● OBJECTIVE
Answer these questions from the thread about the Aquantia AQC 107 ethernet interface:
(a) On which network card does the same command work fine?
(b) To what version was the AQC 107 firmware upgraded?
(c) According to the reply, what does ptp4l generally receive on the error queue of a socket?

>> BEGIN EXTRACT PROVIDED

On Mon, Nov 08, 2021 at 02:03:56PM -0800, Christopher Wingert wrote:
>
>
> On 11/8/2021 1:43 PM, Vladimir Oltean wrote:
> > On Mon, Nov 08, 2021 at 01:28:03PM -0800, Christopher Wingert wrote:
> > >
> > > On 11/8/2021 12:38 PM, Vladimir Oltean wrote:
> > > > On Mon, Nov 08, 2021 at 12:11:11PM -0800, Christopher Wingert wrote:
> > > > > Hi,
> > > > >
> > > > > I am working with a Aquantia AQC 107 ethernet interface. After the
> > > > > announce
> > > > > message is sent on FD_GENERAL, a poll() of the the FD_GENERAL
> > > > > descriptor
> > > > > generates a POLLERR. I see 3 delay messages go out the interface on
> > > > > FD_EVENT (previous to the announce message) without issue (no socket
> > > > > error
> > > > > on read on the FD_EVENT descriptor).
> > > > >
> > > > > The only difference i see between the two sockets is how the
> > > > > sock_filter is
> > > > > setup.
> > > > >
> > > > > I am thinking this is an issue with the Aquantia driver, as the same
> > > > > command
> > > > > on a Mellanox Connect X5 works fine.
> > > > >
> > > > > Has anyone seen this issue or have a clue as to where I should start?
> > > > >
> > > > > Thanks!
> > > > > Chris
> > > > >
> > > > >
> > > > > ptp4l command line : ptp4l -i els1 -H -P -2 -m
> > > > > Kernel is 4.18
> > > > > I downloaded the latest Atlantic driver from the Marvell website
> > > > > 2.4.14.0
> > > > > I have upgraded the AQC 107 firmware to 3.1.121
> > > > I've no experience with this driver whatsoever, but generally, what
> > > > ptp4l receives on the error queue of a socket is a TX timestamp. What is
> > > > surprising is that there's a TX timestamp for a general (not event)
> > > > message, because ptp4l does not ask these to be timestamped.
> > > >
> > > > Apart from the error messages, does the system otherwise behave ok?
> > > >
> > > > You can try to read from the general message socket into a packet buffer
> > > > and hexdump it, put it in tcpdump and see what it is. Then the next step
> > > > might be to process its control messages (cmsg), although my first guess
> > > > would be that TX timestamping is what's going on.

>> END EXTRACT PROVIDED
>> BEGIN DATASET ENTRIES

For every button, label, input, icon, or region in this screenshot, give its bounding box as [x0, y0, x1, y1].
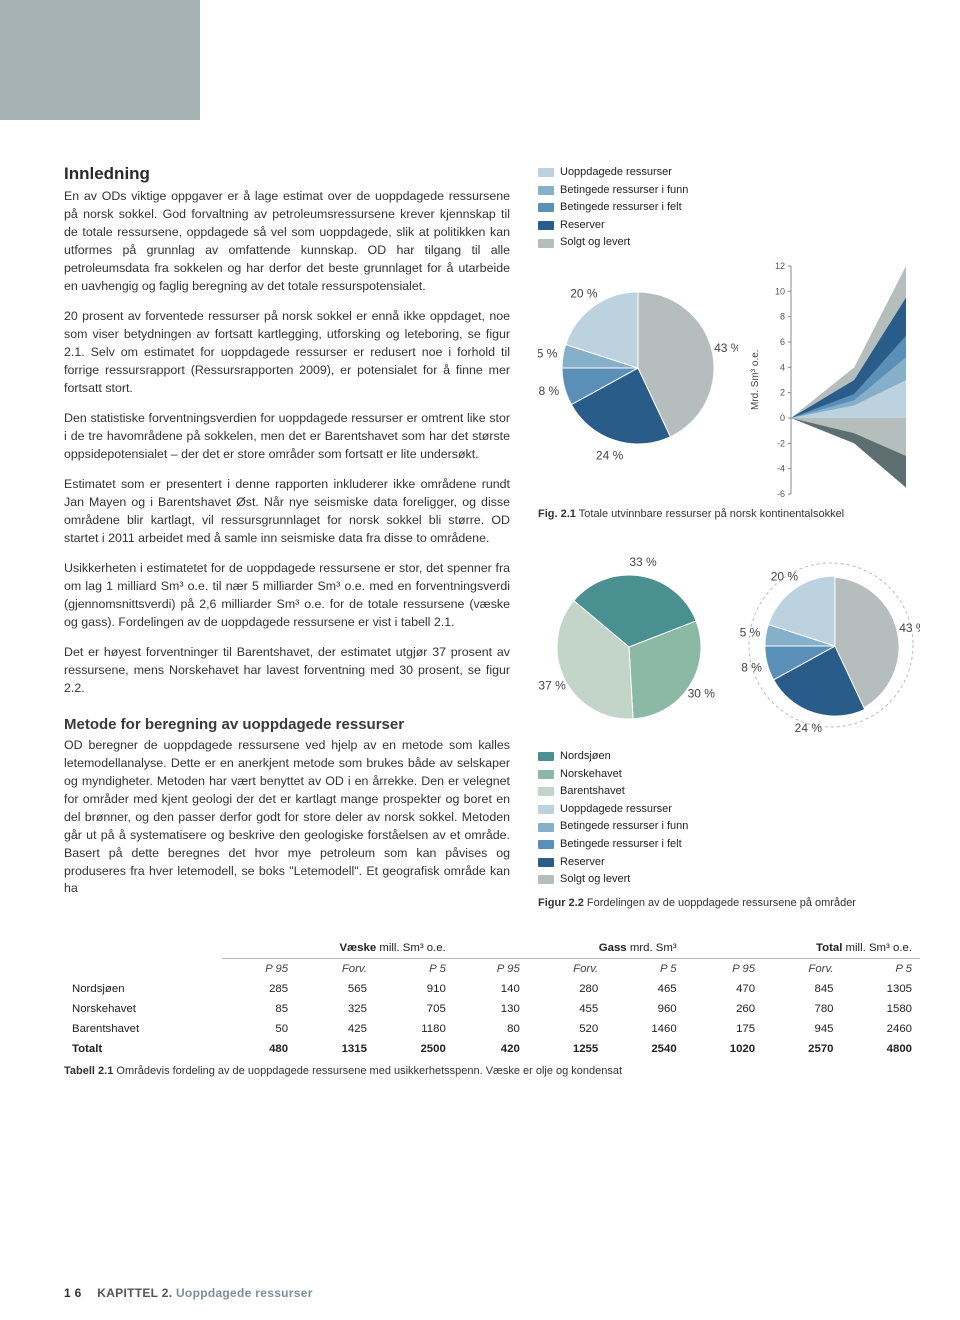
- fig1-legend: Uoppdagede ressurserBetingede ressurser …: [538, 164, 920, 252]
- fig2-pies: 33 % 30 % 37 % 43 % 24 % 8 % 5 % 20 %: [538, 556, 920, 738]
- text-column: Innledning En av ODs viktige oppgaver er…: [64, 164, 510, 910]
- svg-text:-6: -6: [777, 489, 785, 499]
- heading-innledning: Innledning: [64, 164, 510, 184]
- svg-text:2: 2: [780, 388, 785, 398]
- heading-metode: Metode for beregning av uoppdagede ressu…: [64, 716, 510, 733]
- svg-text:-4: -4: [777, 464, 785, 474]
- top-placeholder-box: [0, 0, 200, 120]
- svg-text:43 %: 43 %: [899, 621, 920, 635]
- svg-text:24 %: 24 %: [596, 448, 624, 460]
- svg-text:20 %: 20 %: [570, 287, 598, 301]
- area-ylabel: Mrd. Sm³ o.e.: [750, 260, 761, 500]
- para-1: En av ODs viktige oppgaver er å lage est…: [64, 188, 510, 296]
- para-6: Det er høyest forventninger til Barentsh…: [64, 644, 510, 698]
- page-footer: 1 6 KAPITTEL 2. Uoppdagede ressurser: [64, 1286, 313, 1300]
- svg-text:5 %: 5 %: [538, 347, 558, 361]
- svg-text:8 %: 8 %: [741, 660, 762, 674]
- svg-text:8: 8: [780, 312, 785, 322]
- fig2-legend: NordsjøenNorskehavetBarentshavetUoppdage…: [538, 748, 920, 889]
- chapter-title: Uoppdagede ressurser: [176, 1286, 313, 1300]
- svg-text:5 %: 5 %: [740, 626, 761, 640]
- svg-text:12: 12: [775, 261, 785, 271]
- fig1-area-chart: Mrd. Sm³ o.e. 12 10 8 6 4 2 0 -2 -4 -6: [750, 260, 910, 500]
- svg-text:0: 0: [780, 413, 785, 423]
- svg-text:24 %: 24 %: [795, 721, 823, 735]
- svg-text:33 %: 33 %: [629, 556, 657, 569]
- svg-text:37 %: 37 %: [538, 678, 566, 692]
- svg-text:43 %: 43 %: [714, 341, 738, 355]
- chapter-label: KAPITTEL 2.: [97, 1286, 172, 1300]
- figure-column: Uoppdagede ressurserBetingede ressurser …: [538, 164, 920, 910]
- para-5: Usikkerheten i estimatetet for de uoppda…: [64, 560, 510, 632]
- para-4: Estimatet som er presentert i denne rapp…: [64, 476, 510, 548]
- fig1-pie: 43 % 24 % 8 % 5 % 20 %: [538, 260, 738, 460]
- para-metode: OD beregner de uoppdagede ressursene ved…: [64, 737, 510, 899]
- fig2-caption: Figur 2.2 Fordelingen av de uoppdagede r…: [538, 897, 920, 909]
- svg-text:-2: -2: [777, 438, 785, 448]
- page-number: 1 6: [64, 1286, 82, 1300]
- svg-text:10: 10: [775, 286, 785, 296]
- table-caption: Tabell 2.1 Områdevis fordeling av de uop…: [64, 1065, 920, 1077]
- fig1-caption: Fig. 2.1 Totale utvinnbare ressurser på …: [538, 508, 920, 520]
- para-3: Den statistiske forventningsverdien for …: [64, 410, 510, 464]
- svg-text:4: 4: [780, 362, 785, 372]
- svg-text:30 %: 30 %: [688, 687, 716, 701]
- table-2-1: Væske mill. Sm³ o.e.Gass mrd. Sm³Total m…: [64, 938, 920, 1059]
- svg-text:20 %: 20 %: [771, 569, 799, 583]
- svg-text:6: 6: [780, 337, 785, 347]
- fig2-pie-left: 33 % 30 % 37 %: [538, 556, 720, 738]
- para-2: 20 prosent av forventede ressurser på no…: [64, 308, 510, 398]
- svg-text:8 %: 8 %: [539, 384, 560, 398]
- fig2-pie-right: 43 % 24 % 8 % 5 % 20 %: [738, 556, 920, 738]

>> END DATASET ENTRIES

● FINAL RESULT
(a) A Mellanox Connect X5.
(b) 3.1.121.
(c) A TX timestamp.